:: WHAT IS BEING ASKED ::
Every line below that mentions the word "segunda" should be copied out.

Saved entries
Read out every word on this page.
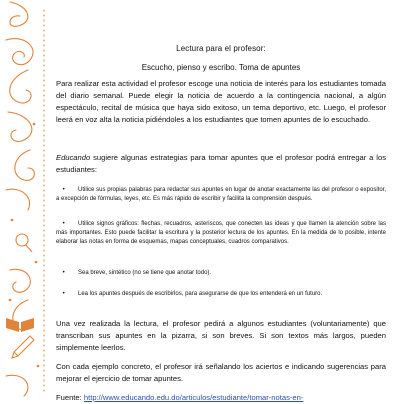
Lectura para el profesor:
Escucho, pienso y escribo. Toma de apuntes

Para realizar esta actividad el profesor escoge una noticia de interés para los estudiantes tomada del diario semanal. Puede elegir la noticia de acuerdo a la contingencia nacional, a algún espectáculo, recital de música que haya sido exitoso, un tema deportivo, etc. Luego, el profesor leerá en voz alta la noticia pidiéndoles a los estudiantes que tomen apuntes de lo escuchado.

Educando sugiere algunas estrategias para tomar apuntes que el profesor podrá entregar a los estudiantes:

• Utilice sus propias palabras para redactar sus apuntes en lugar de anotar exactamente las del profesor o expositor, a excepción de fórmulas, leyes, etc. Es más rápido de escribir y facilita la comprensión después.

• Utilice signos gráficos: flechas, recuadros, asteriscos, que conecten las ideas y que llamen la atención sobre las más importantes. Esto puede facilitar la escritura y la posterior lectura de los apuntes. En la medida de lo posible, intente elaborar las notas en forma de esquemas, mapas conceptuales, cuadros comparativos.

• Sea breve, sintético (no se tiene que anotar todo).

• Lea los apuntes después de escribirlos, para asegurarse de que los entenderá en un futuro.

Una vez realizada la lectura, el profesor pedirá a algunos estudiantes (voluntariamente) que transcriban sus apuntes en la pizarra, si son breves. Si son textos más largos, pueden simplemente leerlos.

Con cada ejemplo concreto, el profesor irá señalando los aciertos e indicando sugerencias para mejorar el ejercicio de tomar apuntes.

Fuente: http://www.educando.edu.do/articulos/estudiante/tomar-notas-en-
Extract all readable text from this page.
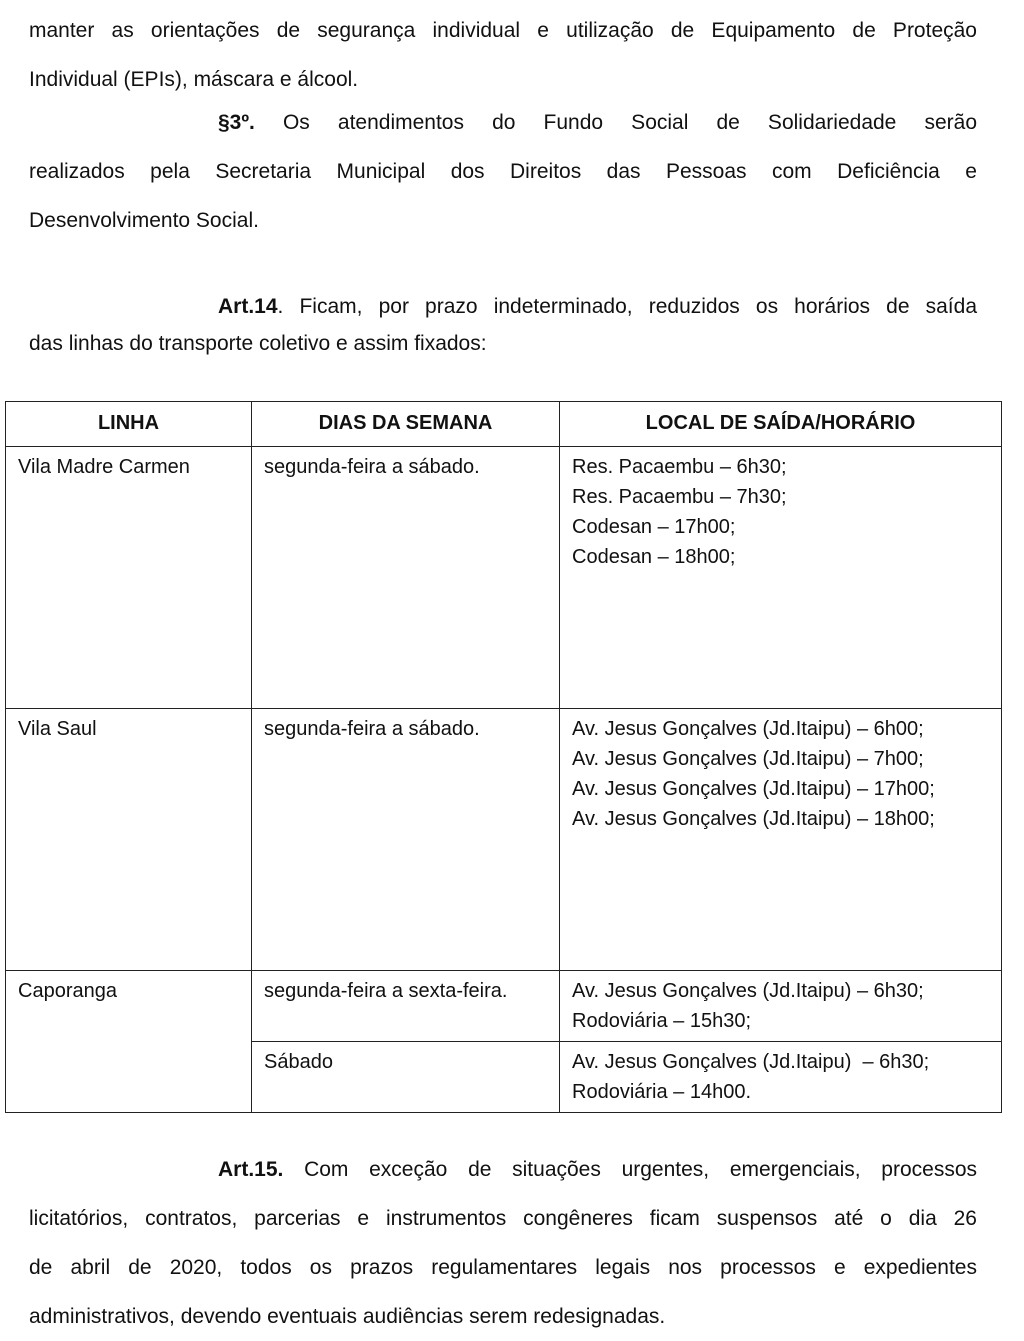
manter as orientações de segurança individual e utilização de Equipamento de Proteção
Individual (EPIs), máscara e álcool.
§3º. Os atendimentos do Fundo Social de Solidariedade serão
realizados pela Secretaria Municipal dos Direitos das Pessoas com Deficiência e
Desenvolvimento Social.
Art.14. Ficam, por prazo indeterminado, reduzidos os horários de saída
das linhas do transporte coletivo e assim fixados:
LINHA	DIAS DA SEMANA	LOCAL DE SAÍDA/HORÁRIO
Vila Madre Carmen	segunda-feira a sábado.	Res. Pacaembu – 6h30;
Res. Pacaembu – 7h30;
Codesan – 17h00;
Codesan – 18h00;

Vila Saul	segunda-feira a sábado.	Av. Jesus Gonçalves (Jd.Itaipu) – 6h00;
Av. Jesus Gonçalves (Jd.Itaipu) – 7h00;
Av. Jesus Gonçalves (Jd.Itaipu) – 17h00;
Av. Jesus Gonçalves (Jd.Itaipu) – 18h00;

Caporanga	segunda-feira a sexta-feira.	Av. Jesus Gonçalves (Jd.Itaipu) – 6h30;
Rodoviária – 15h30;

	Sábado	Av. Jesus Gonçalves (Jd.Itaipu)  – 6h30;
Rodoviária – 14h00.
Art.15. Com exceção de situações urgentes, emergenciais, processos
licitatórios, contratos, parcerias e instrumentos congêneres ficam suspensos até o dia 26
de abril de 2020, todos os prazos regulamentares legais nos processos e expedientes
administrativos, devendo eventuais audiências serem redesignadas.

:: COMPLETED EXERCISE ::
Vila Madre Carmen	segunda-feira a sábado.	Res. Pacaembu – 6h30;
Vila Saul	segunda-feira a sábado.	Av. Jesus Gonçalves (Jd.Itaipu) – 6h00;
Caporanga	segunda-feira a sexta-feira.	Av. Jesus Gonçalves (Jd.Itaipu) – 6h30;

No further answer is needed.